### Your instructions
Seek out every line containing the word "DHCP", and copy each.

### Collected data entries
- - -

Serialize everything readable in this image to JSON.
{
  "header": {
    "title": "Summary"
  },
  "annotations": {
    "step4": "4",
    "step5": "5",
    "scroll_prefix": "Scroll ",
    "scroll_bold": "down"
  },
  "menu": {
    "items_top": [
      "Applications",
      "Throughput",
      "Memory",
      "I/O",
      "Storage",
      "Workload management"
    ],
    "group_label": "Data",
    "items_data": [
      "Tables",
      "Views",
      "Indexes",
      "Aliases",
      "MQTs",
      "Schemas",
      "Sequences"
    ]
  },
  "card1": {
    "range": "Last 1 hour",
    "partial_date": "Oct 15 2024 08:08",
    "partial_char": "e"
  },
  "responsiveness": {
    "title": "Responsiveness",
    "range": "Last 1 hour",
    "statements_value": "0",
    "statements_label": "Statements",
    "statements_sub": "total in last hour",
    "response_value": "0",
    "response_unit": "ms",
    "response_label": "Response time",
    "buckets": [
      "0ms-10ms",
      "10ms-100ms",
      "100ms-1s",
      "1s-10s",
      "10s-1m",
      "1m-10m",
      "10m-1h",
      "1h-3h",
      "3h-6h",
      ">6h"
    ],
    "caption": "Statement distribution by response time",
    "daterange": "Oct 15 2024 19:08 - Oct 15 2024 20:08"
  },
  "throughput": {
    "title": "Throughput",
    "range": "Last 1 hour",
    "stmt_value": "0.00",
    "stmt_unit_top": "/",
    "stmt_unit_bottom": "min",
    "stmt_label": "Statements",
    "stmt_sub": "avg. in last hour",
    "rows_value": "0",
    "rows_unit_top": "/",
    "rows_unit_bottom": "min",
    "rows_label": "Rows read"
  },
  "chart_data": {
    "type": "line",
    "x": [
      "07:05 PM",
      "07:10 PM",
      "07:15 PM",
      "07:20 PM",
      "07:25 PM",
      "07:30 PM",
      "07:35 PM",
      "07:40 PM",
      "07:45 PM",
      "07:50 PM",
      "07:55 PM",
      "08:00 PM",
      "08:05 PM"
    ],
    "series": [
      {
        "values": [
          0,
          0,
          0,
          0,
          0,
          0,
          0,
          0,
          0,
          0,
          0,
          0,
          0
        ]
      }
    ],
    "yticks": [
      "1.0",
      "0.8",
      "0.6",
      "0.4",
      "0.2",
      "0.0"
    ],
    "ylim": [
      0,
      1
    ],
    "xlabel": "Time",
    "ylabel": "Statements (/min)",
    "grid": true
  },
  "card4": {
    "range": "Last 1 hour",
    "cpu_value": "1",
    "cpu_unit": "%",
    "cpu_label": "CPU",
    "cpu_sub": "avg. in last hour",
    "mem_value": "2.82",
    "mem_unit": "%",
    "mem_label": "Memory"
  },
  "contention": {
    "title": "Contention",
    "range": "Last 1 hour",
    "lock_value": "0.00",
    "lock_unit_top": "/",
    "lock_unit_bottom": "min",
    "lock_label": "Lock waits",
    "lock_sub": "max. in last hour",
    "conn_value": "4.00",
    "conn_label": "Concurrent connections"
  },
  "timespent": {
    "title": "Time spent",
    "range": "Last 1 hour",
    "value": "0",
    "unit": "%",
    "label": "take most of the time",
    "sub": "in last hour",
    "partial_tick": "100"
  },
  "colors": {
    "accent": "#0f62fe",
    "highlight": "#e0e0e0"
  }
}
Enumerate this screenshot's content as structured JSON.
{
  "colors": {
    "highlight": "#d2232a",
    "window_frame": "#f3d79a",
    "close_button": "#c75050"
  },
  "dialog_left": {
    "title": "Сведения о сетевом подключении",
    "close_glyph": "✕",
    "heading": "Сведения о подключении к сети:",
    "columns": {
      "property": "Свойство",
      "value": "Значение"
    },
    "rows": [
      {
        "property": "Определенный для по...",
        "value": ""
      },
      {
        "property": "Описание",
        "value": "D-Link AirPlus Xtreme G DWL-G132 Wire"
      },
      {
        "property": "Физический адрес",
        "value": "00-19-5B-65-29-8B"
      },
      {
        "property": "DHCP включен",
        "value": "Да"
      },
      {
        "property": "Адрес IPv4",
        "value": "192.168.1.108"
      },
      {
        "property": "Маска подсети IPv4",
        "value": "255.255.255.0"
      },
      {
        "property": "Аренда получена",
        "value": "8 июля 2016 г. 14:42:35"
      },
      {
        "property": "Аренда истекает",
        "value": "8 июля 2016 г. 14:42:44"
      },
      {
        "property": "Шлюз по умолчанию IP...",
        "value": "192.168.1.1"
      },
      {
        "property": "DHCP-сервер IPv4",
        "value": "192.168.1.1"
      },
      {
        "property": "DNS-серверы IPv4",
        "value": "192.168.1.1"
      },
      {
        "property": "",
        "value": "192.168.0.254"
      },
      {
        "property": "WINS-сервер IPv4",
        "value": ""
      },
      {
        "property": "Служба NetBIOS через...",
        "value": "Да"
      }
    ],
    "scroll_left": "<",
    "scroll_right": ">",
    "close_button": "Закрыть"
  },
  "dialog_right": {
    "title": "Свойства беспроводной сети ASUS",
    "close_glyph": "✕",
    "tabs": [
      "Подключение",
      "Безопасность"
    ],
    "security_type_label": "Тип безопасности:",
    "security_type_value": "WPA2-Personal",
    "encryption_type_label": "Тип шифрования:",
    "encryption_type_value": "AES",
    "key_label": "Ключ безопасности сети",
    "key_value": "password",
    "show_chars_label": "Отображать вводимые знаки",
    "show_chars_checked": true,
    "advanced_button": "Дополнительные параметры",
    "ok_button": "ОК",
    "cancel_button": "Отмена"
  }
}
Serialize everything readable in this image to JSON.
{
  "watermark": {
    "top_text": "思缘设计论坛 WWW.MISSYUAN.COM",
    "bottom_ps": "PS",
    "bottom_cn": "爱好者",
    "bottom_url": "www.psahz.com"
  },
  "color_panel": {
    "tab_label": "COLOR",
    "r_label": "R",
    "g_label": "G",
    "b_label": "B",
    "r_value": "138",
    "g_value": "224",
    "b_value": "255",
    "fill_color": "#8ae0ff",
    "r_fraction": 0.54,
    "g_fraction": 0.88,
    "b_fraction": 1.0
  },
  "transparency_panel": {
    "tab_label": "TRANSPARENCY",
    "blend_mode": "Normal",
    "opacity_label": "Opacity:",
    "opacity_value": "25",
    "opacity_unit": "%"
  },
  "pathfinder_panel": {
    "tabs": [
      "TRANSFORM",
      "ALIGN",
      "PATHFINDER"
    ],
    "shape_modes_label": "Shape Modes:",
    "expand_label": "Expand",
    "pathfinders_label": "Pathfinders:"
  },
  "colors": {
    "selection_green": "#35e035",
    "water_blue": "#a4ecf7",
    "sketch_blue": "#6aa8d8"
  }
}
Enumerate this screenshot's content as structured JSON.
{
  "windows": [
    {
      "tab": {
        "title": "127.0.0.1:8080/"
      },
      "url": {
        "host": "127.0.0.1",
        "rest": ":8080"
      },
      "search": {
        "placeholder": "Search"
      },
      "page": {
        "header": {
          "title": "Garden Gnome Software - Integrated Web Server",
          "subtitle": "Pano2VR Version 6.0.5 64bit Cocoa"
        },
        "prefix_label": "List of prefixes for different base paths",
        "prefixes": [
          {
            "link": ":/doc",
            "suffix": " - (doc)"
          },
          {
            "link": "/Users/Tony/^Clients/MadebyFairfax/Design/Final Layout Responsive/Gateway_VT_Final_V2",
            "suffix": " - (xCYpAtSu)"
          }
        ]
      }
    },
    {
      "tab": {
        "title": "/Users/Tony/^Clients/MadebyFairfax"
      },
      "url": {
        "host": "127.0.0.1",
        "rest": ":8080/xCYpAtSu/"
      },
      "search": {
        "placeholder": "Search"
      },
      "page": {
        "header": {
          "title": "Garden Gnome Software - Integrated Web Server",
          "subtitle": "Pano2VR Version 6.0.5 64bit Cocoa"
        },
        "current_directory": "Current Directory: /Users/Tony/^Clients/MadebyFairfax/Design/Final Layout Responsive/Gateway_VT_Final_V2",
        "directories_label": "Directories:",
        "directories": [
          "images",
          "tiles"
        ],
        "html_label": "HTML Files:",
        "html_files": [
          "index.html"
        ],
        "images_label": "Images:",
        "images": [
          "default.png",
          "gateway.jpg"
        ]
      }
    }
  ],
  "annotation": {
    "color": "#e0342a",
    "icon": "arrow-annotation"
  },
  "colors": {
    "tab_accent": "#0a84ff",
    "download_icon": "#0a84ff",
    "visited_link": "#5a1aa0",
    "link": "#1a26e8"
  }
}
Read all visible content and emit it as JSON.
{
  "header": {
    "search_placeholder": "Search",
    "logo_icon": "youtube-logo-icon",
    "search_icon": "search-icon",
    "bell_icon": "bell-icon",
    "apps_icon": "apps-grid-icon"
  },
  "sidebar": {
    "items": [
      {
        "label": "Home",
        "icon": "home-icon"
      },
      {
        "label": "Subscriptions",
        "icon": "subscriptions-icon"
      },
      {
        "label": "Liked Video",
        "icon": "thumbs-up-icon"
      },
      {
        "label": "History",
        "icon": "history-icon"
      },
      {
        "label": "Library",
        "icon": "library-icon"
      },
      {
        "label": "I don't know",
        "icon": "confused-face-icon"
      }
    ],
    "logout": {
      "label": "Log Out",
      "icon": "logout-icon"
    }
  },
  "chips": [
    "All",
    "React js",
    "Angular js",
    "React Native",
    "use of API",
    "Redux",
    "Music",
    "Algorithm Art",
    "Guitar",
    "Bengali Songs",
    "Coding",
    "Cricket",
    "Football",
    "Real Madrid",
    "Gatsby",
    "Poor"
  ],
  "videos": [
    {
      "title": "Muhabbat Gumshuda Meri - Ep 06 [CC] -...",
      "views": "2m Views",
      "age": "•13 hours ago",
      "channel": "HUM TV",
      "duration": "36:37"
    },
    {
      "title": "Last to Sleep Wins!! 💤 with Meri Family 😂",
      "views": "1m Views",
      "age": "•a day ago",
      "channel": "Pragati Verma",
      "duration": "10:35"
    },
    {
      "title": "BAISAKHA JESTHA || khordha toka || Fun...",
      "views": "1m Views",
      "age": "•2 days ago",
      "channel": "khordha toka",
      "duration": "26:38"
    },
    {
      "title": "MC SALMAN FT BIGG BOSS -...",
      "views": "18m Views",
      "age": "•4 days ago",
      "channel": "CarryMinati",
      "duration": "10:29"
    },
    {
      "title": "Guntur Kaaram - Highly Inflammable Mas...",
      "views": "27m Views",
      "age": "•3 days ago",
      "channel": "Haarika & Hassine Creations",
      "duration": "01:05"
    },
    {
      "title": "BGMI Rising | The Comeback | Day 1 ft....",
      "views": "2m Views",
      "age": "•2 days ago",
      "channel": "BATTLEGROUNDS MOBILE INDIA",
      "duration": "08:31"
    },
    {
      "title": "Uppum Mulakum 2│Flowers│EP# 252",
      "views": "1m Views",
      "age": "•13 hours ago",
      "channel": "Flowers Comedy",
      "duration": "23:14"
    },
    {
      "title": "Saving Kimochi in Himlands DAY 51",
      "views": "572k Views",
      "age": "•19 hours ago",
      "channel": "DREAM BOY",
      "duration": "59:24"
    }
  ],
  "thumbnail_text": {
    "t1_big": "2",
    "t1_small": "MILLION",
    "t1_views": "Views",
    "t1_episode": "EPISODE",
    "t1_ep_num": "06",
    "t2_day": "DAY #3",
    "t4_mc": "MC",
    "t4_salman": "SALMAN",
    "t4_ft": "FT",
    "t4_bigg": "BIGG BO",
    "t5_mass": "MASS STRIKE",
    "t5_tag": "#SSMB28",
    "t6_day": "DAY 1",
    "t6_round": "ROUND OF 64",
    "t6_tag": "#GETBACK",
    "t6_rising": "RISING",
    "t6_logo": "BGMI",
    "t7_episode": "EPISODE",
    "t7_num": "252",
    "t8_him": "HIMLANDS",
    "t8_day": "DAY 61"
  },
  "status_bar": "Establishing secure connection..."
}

- - -

### Complete output
        "property": "DHCP включен",
        "property": "DHCP-сервер IPv4",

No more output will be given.